__AIM__. Go through the listing below and gather every line with the word "text".

Extracted records:
— BEGIN —

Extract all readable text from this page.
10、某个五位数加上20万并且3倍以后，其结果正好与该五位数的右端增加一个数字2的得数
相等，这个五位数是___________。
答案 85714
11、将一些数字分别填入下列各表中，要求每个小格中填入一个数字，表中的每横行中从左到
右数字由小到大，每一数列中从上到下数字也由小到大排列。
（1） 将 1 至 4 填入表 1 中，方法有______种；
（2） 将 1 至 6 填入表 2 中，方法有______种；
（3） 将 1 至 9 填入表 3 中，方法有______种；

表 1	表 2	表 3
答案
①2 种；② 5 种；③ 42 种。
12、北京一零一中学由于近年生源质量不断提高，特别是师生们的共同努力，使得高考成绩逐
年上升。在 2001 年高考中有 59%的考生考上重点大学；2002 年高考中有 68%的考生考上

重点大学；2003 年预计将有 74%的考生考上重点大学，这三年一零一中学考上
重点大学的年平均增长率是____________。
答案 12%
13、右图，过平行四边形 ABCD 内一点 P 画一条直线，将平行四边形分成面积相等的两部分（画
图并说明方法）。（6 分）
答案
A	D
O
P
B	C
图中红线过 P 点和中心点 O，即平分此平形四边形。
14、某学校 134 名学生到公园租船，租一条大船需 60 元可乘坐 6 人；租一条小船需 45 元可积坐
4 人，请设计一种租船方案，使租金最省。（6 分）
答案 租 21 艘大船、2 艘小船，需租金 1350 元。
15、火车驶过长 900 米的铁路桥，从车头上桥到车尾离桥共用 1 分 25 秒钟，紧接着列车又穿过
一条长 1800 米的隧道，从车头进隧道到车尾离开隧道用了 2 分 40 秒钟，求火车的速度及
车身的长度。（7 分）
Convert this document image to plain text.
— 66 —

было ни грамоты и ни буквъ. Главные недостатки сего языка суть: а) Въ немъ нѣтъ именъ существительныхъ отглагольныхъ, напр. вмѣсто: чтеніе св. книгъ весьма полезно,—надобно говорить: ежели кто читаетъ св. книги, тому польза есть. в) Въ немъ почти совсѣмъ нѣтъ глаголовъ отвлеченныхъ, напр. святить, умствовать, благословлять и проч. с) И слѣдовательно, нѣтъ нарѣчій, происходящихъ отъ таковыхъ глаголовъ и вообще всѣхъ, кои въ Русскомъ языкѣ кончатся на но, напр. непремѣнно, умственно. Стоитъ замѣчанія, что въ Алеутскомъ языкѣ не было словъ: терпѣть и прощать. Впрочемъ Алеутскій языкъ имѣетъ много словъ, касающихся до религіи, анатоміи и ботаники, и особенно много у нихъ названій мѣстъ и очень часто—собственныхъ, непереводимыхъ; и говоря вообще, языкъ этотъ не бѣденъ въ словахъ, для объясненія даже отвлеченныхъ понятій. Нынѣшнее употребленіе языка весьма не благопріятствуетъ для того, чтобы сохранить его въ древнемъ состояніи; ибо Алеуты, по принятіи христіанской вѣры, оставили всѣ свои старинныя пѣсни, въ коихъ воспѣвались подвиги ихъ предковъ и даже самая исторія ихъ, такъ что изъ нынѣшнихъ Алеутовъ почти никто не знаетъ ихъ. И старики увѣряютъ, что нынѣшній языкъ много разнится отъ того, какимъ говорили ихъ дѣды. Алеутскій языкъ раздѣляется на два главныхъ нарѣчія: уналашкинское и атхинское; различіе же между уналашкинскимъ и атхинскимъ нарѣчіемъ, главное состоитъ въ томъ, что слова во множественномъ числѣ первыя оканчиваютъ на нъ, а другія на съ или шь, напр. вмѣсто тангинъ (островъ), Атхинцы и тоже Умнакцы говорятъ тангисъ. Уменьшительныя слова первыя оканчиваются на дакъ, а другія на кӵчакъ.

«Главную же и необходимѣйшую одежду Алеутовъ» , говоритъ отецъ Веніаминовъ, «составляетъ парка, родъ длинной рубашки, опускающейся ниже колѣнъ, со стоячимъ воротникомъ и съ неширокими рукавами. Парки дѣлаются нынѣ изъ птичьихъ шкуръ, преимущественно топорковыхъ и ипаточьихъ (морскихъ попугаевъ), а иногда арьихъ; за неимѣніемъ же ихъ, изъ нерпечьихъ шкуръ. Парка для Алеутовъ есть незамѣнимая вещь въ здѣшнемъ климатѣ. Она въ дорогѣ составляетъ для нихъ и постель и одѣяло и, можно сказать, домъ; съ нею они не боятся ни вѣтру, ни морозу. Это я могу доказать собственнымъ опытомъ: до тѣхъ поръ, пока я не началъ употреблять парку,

— END —

__ANSWER TO THIS EXERCISE__.
Extract all readable text from this page.
Convert this document image to plain text.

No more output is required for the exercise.